(Stored data)
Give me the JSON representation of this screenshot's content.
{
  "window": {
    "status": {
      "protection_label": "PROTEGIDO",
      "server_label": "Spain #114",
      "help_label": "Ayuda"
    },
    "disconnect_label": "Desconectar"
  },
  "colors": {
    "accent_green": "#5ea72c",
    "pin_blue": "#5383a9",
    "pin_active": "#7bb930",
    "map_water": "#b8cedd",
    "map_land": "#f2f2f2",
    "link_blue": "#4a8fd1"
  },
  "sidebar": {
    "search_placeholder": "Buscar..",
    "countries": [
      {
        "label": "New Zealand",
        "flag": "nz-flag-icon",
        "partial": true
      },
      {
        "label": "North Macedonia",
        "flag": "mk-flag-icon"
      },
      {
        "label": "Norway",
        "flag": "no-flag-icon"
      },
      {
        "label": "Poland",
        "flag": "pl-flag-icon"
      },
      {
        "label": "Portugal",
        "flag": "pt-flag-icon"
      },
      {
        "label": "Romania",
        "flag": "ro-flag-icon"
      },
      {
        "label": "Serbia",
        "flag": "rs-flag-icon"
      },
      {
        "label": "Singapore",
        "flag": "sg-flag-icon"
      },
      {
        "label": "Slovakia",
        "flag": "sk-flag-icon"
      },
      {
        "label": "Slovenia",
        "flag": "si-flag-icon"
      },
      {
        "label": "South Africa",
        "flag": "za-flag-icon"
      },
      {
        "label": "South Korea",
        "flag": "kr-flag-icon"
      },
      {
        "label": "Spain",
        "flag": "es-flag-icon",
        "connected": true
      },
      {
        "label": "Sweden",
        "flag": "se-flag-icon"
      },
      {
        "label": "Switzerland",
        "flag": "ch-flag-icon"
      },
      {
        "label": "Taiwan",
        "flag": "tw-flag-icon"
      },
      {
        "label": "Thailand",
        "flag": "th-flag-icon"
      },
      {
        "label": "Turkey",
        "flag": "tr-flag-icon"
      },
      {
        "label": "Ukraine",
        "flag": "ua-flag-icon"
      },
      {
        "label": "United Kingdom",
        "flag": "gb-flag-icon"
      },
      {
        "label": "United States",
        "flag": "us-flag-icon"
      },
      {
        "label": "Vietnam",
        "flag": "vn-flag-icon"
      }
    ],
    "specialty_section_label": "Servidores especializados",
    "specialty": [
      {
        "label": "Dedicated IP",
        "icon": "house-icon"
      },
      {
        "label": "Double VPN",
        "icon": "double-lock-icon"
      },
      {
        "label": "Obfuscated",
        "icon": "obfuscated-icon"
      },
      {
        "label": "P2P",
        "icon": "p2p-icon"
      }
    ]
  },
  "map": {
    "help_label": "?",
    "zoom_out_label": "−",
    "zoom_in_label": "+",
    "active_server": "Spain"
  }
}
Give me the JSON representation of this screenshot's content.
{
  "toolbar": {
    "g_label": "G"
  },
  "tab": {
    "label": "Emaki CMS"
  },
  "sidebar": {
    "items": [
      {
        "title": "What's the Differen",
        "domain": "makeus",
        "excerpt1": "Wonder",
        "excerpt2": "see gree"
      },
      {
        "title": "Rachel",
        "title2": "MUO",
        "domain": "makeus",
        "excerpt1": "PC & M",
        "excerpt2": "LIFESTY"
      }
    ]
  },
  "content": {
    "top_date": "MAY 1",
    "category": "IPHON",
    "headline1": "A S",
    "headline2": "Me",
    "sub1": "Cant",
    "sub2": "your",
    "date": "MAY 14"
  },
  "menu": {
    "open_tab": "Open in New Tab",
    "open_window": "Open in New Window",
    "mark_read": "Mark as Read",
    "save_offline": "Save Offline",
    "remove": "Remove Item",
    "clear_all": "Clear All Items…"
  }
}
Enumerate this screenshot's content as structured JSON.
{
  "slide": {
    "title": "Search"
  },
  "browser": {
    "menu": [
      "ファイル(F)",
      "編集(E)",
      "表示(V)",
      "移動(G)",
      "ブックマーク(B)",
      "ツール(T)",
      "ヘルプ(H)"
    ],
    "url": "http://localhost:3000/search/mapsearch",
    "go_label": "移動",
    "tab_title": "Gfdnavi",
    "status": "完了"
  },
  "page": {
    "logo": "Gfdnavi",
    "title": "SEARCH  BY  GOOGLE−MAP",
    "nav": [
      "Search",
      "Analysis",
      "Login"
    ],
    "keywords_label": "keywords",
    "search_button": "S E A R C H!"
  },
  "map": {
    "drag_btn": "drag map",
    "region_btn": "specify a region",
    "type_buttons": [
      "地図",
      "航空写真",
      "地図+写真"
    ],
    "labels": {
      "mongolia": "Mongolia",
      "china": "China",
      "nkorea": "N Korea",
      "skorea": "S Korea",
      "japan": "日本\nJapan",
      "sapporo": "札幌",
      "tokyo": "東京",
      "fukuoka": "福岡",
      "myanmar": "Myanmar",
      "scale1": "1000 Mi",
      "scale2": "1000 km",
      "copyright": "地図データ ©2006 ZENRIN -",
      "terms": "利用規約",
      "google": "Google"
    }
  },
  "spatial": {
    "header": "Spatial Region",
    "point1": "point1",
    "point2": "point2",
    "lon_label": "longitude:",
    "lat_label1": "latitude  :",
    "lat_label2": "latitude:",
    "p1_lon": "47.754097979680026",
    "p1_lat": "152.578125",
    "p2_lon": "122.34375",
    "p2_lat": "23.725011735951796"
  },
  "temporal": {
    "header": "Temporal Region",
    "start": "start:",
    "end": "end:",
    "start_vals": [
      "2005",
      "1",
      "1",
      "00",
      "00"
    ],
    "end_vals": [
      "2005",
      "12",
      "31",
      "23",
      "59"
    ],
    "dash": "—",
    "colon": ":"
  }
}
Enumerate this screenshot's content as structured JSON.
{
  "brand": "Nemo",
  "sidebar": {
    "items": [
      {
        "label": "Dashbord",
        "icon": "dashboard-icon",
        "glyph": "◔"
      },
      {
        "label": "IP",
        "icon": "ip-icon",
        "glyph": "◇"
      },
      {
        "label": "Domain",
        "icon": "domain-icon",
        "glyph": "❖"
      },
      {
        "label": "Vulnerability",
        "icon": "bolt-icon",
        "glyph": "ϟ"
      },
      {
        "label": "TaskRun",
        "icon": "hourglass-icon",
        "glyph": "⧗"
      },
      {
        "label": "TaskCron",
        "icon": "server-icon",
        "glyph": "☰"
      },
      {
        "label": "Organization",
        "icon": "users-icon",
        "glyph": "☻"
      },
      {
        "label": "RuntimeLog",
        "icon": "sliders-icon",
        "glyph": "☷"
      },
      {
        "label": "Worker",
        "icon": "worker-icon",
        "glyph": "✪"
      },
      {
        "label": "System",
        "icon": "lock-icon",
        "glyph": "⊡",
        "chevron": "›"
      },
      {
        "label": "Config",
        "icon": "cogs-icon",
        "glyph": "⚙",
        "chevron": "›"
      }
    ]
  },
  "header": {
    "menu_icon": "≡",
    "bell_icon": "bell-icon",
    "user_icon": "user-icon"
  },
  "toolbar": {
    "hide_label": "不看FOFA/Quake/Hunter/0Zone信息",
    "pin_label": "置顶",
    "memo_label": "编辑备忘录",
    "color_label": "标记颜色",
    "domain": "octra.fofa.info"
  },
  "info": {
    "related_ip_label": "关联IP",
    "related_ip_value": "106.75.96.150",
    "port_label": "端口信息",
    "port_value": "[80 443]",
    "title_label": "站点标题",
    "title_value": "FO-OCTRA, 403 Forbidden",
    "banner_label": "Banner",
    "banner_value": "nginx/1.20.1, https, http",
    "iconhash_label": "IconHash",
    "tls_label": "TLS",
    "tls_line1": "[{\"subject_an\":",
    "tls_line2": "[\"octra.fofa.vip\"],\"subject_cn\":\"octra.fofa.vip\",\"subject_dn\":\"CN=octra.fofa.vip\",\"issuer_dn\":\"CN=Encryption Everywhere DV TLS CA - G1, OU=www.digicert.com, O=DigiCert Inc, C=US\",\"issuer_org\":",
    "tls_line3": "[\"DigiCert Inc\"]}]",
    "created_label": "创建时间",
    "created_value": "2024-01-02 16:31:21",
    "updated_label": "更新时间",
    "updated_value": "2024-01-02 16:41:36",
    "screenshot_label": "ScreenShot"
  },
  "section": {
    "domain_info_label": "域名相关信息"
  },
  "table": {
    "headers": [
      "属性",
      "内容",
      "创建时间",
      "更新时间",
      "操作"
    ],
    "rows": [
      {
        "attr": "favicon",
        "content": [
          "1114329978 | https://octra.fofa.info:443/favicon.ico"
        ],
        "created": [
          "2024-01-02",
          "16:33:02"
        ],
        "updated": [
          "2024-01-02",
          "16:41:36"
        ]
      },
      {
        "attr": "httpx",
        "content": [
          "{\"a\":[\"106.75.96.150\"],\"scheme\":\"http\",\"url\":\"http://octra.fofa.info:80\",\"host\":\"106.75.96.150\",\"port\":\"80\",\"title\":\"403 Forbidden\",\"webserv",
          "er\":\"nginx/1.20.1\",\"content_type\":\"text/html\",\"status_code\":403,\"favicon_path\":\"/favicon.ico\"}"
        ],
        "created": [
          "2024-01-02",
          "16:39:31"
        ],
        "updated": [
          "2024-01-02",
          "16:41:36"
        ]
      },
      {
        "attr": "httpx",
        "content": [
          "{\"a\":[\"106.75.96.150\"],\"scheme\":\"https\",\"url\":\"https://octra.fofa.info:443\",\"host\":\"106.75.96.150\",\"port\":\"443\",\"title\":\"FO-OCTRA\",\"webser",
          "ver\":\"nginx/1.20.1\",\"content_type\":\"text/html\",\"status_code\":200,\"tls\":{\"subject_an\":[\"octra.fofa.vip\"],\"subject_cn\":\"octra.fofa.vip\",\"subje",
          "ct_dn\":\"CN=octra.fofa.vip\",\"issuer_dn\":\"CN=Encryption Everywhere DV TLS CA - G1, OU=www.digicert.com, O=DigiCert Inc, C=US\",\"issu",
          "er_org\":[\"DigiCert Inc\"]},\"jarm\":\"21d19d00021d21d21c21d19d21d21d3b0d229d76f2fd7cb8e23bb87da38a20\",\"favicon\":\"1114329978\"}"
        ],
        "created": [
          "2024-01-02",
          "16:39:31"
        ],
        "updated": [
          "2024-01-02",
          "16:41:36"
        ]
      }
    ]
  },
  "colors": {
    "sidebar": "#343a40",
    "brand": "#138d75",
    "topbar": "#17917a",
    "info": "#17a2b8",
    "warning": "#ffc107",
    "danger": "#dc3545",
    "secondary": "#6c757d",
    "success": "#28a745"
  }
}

* PROBLEM TO SOLVE: Copy every line above in which the string "Encryption" shows up.

* COMPLETE RESPONSE:
    "tls_line2": "[\"octra.fofa.vip\"],\"subject_cn\":\"octra.fofa.vip\",\"subject_dn\":\"CN=octra.fofa.vip\",\"issuer_dn\":\"CN=Encryption Everywhere DV TLS CA - G1, OU=www.digicert.com, O=DigiCert Inc, C=US\",\"issuer_org\":",
          "ct_dn\":\"CN=octra.fofa.vip\",\"issuer_dn\":\"CN=Encryption Everywhere DV TLS CA - G1, OU=www.digicert.com, O=DigiCert Inc, C=US\",\"issu",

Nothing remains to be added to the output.